- [EXERCISE DETAILS]:
Read the records and write them out again exactly.

- [MATERIAL PROVIDED]:

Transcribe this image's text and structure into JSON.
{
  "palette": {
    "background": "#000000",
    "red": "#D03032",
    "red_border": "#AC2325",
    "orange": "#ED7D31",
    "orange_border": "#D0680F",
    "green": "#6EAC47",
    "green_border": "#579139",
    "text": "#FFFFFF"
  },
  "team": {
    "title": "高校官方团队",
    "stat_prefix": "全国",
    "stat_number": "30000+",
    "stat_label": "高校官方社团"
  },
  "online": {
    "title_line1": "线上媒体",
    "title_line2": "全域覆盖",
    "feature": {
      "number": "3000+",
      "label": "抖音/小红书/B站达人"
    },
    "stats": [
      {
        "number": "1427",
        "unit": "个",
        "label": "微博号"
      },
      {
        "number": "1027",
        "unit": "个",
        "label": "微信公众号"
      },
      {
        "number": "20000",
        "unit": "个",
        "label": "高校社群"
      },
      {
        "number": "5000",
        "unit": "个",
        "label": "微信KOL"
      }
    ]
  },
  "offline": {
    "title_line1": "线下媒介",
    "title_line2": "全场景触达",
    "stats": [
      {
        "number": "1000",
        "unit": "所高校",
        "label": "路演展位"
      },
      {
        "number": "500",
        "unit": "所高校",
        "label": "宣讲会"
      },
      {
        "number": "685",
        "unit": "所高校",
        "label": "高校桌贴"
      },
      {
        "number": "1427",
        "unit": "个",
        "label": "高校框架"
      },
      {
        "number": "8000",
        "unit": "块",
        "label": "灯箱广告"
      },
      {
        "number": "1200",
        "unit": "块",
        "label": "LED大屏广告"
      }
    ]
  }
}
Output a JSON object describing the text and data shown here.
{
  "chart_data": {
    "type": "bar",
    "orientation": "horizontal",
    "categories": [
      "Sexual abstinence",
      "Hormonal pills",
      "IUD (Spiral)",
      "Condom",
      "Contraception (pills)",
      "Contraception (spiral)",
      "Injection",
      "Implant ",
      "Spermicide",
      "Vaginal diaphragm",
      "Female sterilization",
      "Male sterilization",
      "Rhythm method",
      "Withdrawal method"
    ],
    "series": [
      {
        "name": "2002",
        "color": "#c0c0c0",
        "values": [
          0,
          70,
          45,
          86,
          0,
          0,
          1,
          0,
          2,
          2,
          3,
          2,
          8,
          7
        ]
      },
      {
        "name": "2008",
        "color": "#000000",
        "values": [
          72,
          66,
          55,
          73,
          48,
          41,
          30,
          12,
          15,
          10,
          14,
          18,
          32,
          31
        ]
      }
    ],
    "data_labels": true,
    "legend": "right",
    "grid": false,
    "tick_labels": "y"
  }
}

- [REPLY]:
Transcribe this image's text and structure into JSON.
{
  "palette": {
    "background": "#000000",
    "red": "#D03032",
    "red_border": "#AC2325",
    "orange": "#ED7D31",
    "orange_border": "#D0680F",
    "green": "#6EAC47",
    "green_border": "#579139",
    "text": "#FFFFFF"
  },
  "team": {
    "title": "高校官方团队",
    "stat_prefix": "全国",
    "stat_number": "30000+",
    "stat_label": "高校官方社团"
  },
  "online": {
    "title_line1": "线上媒体",
    "title_line2": "全域覆盖",
    "feature": {
      "number": "3000+",
      "label": "抖音/小红书/B站达人"
    },
    "stats": [
      {
        "number": "1427",
        "unit": "个",
        "label": "微博号"
      },
      {
        "number": "1027",
        "unit": "个",
        "label": "微信公众号"
      },
      {
        "number": "20000",
        "unit": "个",
        "label": "高校社群"
      },
      {
        "number": "5000",
        "unit": "个",
        "label": "微信KOL"
      }
    ]
  },
  "offline": {
    "title_line1": "线下媒介",
    "title_line2": "全场景触达",
    "stats": [
      {
        "number": "1000",
        "unit": "所高校",
        "label": "路演展位"
      },
      {
        "number": "500",
        "unit": "所高校",
        "label": "宣讲会"
      },
      {
        "number": "685",
        "unit": "所高校",
        "label": "高校桌贴"
      },
      {
        "number": "1427",
        "unit": "个",
        "label": "高校框架"
      },
      {
        "number": "8000",
        "unit": "块",
        "label": "灯箱广告"
      },
      {
        "number": "1200",
        "unit": "块",
        "label": "LED大屏广告"
      }
    ]
  }
}
Output a JSON object describing the text and data shown here.
{
  "chart_data": {
    "type": "bar",
    "orientation": "horizontal",
    "categories": [
      "Sexual abstinence",
      "Hormonal pills",
      "IUD (Spiral)",
      "Condom",
      "Contraception (pills)",
      "Contraception (spiral)",
      "Injection",
      "Implant ",
      "Spermicide",
      "Vaginal diaphragm",
      "Female sterilization",
      "Male sterilization",
      "Rhythm method",
      "Withdrawal method"
    ],
    "series": [
      {
        "name": "2002",
        "color": "#c0c0c0",
        "values": [
          0,
          70,
          45,
          86,
          0,
          0,
          1,
          0,
          2,
          2,
          3,
          2,
          8,
          7
        ]
      },
      {
        "name": "2008",
        "color": "#000000",
        "values": [
          72,
          66,
          55,
          73,
          48,
          41,
          30,
          12,
          15,
          10,
          14,
          18,
          32,
          31
        ]
      }
    ],
    "data_labels": true,
    "legend": "right",
    "grid": false,
    "tick_labels": "y"
  }
}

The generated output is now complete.